Task brief> Check every line below for the word "color" and show those that hold it.

Entries supplied>

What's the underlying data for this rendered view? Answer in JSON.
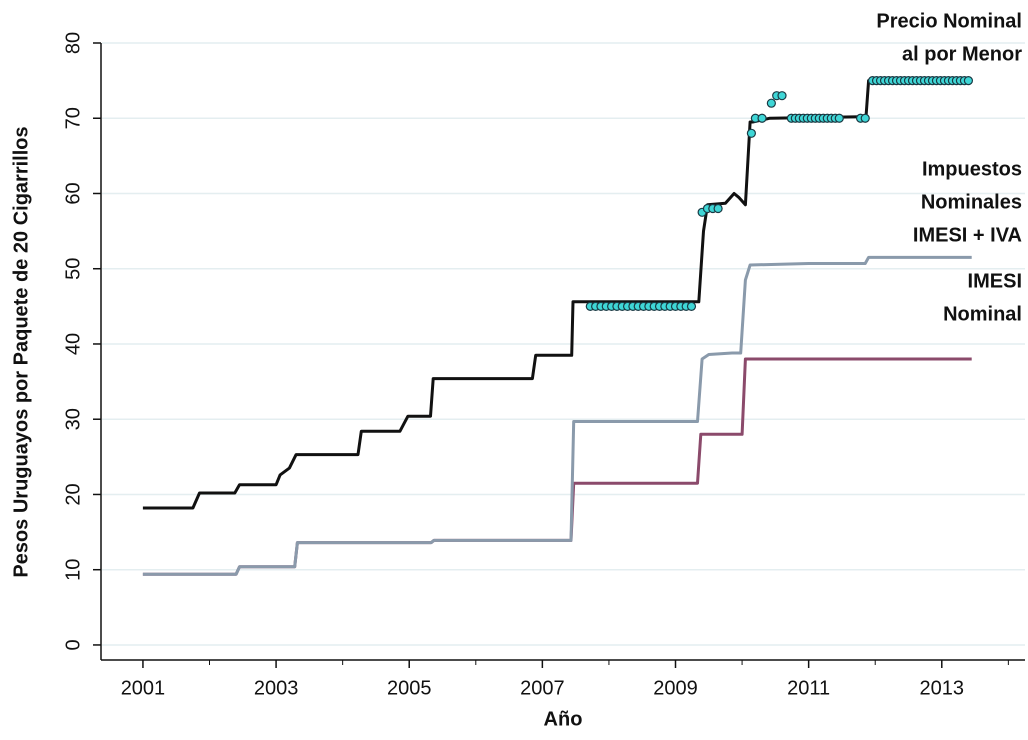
{
  "chart_data": {
    "type": "line",
    "x_label": "Año",
    "y_label": "Pesos Uruguayos por Paquete de 20 Cigarrillos",
    "xlim": [
      2000.37,
      2014.25
    ],
    "ylim": [
      -2,
      80
    ],
    "xticks": [
      2001,
      2003,
      2005,
      2007,
      2009,
      2011,
      2013
    ],
    "xminor_ticks": [
      2002,
      2004,
      2006,
      2008,
      2010,
      2012,
      2014
    ],
    "yticks": [
      0,
      10,
      20,
      30,
      40,
      50,
      60,
      70,
      80
    ],
    "grid": true,
    "series": [
      {
        "label": [
          "Precio Nominal",
          "al por Menor"
        ],
        "color": "#111111",
        "x": [
          2001,
          2001.75,
          2001.85,
          2002.38,
          2002.45,
          2003.0,
          2003.06,
          2003.2,
          2003.3,
          2004.23,
          2004.28,
          2004.86,
          2004.98,
          2005.32,
          2005.36,
          2006.85,
          2006.9,
          2007.44,
          2007.46,
          2009.35,
          2009.42,
          2009.48,
          2009.75,
          2009.88,
          2009.95,
          2010.05,
          2010.12,
          2010.16,
          2010.42,
          2011.78,
          2011.86,
          2011.9,
          2013.45
        ],
        "values": [
          18.2,
          18.2,
          20.2,
          20.2,
          21.3,
          21.3,
          22.6,
          23.5,
          25.3,
          25.3,
          28.4,
          28.4,
          30.4,
          30.4,
          35.4,
          35.4,
          38.5,
          38.5,
          45.6,
          45.6,
          55,
          58.5,
          58.7,
          60,
          59.5,
          58.5,
          69.5,
          69.5,
          70,
          70.2,
          70,
          75,
          75
        ]
      },
      {
        "label": [
          "Impuestos",
          "Nominales",
          "IMESI + IVA"
        ],
        "color": "#8a9aab",
        "x": [
          2001,
          2002.4,
          2002.45,
          2003.28,
          2003.32,
          2005.33,
          2005.37,
          2007.43,
          2007.47,
          2009.33,
          2009.4,
          2009.5,
          2009.85,
          2009.98,
          2010.05,
          2010.12,
          2011.0,
          2011.85,
          2011.9,
          2013.45
        ],
        "values": [
          9.4,
          9.4,
          10.4,
          10.4,
          13.6,
          13.6,
          13.9,
          13.9,
          29.7,
          29.7,
          38,
          38.6,
          38.8,
          38.8,
          48.5,
          50.5,
          50.7,
          50.7,
          51.5,
          51.5
        ]
      },
      {
        "label": [
          "IMESI",
          "Nominal"
        ],
        "color": "#8b4a6b",
        "x": [
          2001,
          2002.4,
          2002.45,
          2003.28,
          2003.32,
          2005.33,
          2005.37,
          2007.43,
          2007.47,
          2009.33,
          2009.38,
          2010.0,
          2010.05,
          2013.45
        ],
        "values": [
          9.4,
          9.4,
          10.4,
          10.4,
          13.6,
          13.6,
          13.9,
          13.9,
          21.5,
          21.5,
          28,
          28,
          38,
          38
        ]
      },
      {
        "type": "scatter",
        "color": "#3fd6d6",
        "x": [
          2007.72,
          2007.8,
          2007.88,
          2007.96,
          2008.04,
          2008.12,
          2008.2,
          2008.28,
          2008.36,
          2008.44,
          2008.52,
          2008.6,
          2008.68,
          2008.76,
          2008.84,
          2008.92,
          2009.0,
          2009.08,
          2009.16,
          2009.24,
          2009.4,
          2009.48,
          2009.56,
          2009.64,
          2010.14,
          2010.2,
          2010.3,
          2010.44,
          2010.52,
          2010.6,
          2010.74,
          2010.8,
          2010.86,
          2010.92,
          2010.98,
          2011.04,
          2011.1,
          2011.16,
          2011.22,
          2011.28,
          2011.34,
          2011.4,
          2011.46,
          2011.78,
          2011.85,
          2011.96,
          2012.02,
          2012.08,
          2012.14,
          2012.2,
          2012.26,
          2012.32,
          2012.38,
          2012.44,
          2012.5,
          2012.56,
          2012.62,
          2012.68,
          2012.74,
          2012.8,
          2012.86,
          2012.92,
          2012.98,
          2013.04,
          2013.1,
          2013.16,
          2013.22,
          2013.28,
          2013.34,
          2013.4
        ],
        "values": [
          45,
          45,
          45,
          45,
          45,
          45,
          45,
          45,
          45,
          45,
          45,
          45,
          45,
          45,
          45,
          45,
          45,
          45,
          45,
          45,
          57.5,
          58,
          58,
          58,
          68,
          70,
          70,
          72,
          73,
          73,
          70,
          70,
          70,
          70,
          70,
          70,
          70,
          70,
          70,
          70,
          70,
          70,
          70,
          70,
          70,
          75,
          75,
          75,
          75,
          75,
          75,
          75,
          75,
          75,
          75,
          75,
          75,
          75,
          75,
          75,
          75,
          75,
          75,
          75,
          75,
          75,
          75,
          75,
          75,
          75
        ]
      }
    ]
  }
}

Answer>
        "color": "#111111",
        "color": "#8a9aab",
        "color": "#8b4a6b",
        "color": "#3fd6d6",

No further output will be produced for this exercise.